Set exercise:
Records follow. Select each line holding "image".

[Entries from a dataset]
****

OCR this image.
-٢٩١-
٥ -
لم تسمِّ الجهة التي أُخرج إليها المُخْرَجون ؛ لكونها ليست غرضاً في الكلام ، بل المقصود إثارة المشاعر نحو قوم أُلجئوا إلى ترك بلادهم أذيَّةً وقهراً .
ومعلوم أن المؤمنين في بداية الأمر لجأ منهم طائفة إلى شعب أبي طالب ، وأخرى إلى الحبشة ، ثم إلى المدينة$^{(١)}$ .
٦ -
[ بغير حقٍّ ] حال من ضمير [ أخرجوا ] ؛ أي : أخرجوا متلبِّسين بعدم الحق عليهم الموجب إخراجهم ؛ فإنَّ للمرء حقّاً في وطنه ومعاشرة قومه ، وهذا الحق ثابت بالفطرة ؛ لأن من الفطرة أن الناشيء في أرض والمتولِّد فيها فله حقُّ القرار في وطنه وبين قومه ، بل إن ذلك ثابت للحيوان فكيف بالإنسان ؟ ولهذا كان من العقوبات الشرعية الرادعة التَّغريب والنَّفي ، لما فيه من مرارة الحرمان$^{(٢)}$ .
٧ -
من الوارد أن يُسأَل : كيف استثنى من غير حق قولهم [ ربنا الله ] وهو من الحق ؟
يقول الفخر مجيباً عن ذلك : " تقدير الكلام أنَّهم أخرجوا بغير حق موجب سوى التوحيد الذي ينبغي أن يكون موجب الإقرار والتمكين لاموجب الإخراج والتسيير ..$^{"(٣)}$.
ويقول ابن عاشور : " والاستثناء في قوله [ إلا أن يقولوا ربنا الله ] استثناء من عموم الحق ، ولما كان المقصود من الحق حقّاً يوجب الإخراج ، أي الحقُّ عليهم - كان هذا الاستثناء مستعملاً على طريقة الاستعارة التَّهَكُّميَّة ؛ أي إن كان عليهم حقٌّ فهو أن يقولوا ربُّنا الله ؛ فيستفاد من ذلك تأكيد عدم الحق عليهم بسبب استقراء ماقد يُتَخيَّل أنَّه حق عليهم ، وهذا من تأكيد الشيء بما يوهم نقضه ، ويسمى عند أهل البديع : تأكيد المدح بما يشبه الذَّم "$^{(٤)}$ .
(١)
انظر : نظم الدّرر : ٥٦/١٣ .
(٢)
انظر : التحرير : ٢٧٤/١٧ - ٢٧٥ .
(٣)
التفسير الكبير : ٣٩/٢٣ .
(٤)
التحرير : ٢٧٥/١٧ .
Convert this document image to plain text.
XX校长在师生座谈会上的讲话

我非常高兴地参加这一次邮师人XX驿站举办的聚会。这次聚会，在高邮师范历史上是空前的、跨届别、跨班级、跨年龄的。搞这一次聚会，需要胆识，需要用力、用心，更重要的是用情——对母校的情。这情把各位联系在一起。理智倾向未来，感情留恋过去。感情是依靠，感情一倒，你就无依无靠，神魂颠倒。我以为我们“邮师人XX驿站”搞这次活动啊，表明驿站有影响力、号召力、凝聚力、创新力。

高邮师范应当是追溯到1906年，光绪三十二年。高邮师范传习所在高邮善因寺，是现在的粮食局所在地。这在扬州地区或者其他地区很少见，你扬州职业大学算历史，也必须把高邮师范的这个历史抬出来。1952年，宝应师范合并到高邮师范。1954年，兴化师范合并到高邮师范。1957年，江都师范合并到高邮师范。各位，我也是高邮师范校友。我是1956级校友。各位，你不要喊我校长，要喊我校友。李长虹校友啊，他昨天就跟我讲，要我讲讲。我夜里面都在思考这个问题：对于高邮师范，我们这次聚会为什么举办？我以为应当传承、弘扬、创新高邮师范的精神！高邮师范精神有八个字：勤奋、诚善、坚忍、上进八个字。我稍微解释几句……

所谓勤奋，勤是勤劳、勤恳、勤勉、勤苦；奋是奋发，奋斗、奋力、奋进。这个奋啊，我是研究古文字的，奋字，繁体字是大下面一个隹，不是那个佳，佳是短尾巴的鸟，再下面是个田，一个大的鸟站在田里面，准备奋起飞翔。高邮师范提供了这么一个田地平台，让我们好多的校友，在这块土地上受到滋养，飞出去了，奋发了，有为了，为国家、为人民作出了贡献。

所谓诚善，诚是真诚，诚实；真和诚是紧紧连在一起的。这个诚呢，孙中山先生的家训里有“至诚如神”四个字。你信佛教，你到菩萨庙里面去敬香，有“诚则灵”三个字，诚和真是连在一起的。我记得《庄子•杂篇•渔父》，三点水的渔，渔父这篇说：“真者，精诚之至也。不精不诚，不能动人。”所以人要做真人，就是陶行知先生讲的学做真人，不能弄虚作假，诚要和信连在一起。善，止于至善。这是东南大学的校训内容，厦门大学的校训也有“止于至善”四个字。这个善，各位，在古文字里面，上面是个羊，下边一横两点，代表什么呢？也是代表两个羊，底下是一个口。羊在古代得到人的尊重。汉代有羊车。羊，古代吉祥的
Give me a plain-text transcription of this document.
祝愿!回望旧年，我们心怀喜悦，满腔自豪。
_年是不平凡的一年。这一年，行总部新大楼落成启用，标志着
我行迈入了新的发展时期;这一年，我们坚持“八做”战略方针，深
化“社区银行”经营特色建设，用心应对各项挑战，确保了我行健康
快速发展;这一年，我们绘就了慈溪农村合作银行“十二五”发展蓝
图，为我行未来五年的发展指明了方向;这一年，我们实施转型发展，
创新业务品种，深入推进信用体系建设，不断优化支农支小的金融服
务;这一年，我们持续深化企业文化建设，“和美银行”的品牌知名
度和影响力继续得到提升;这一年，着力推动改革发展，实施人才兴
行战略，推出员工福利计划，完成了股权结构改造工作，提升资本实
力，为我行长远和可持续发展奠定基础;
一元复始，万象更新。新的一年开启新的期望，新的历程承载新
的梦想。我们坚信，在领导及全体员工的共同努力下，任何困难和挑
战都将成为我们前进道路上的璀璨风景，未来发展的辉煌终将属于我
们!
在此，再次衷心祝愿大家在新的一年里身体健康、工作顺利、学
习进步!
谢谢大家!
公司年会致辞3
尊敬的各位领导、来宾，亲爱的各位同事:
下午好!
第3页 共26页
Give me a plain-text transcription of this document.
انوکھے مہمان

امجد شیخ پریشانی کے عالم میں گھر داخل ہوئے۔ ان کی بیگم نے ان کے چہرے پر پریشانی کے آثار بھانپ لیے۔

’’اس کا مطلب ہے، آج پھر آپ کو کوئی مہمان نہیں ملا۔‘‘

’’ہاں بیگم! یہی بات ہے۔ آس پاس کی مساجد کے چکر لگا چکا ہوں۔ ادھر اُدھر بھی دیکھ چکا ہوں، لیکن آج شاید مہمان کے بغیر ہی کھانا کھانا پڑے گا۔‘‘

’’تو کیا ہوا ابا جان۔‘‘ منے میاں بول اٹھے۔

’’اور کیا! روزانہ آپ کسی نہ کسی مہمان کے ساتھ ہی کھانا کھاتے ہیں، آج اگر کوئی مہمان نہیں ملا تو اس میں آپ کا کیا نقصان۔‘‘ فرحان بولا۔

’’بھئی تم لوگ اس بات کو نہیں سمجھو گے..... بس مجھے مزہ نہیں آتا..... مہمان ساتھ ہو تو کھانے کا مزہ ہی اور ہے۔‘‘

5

****

Answer to the problem:
OCR this image.
Convert this document image to plain text.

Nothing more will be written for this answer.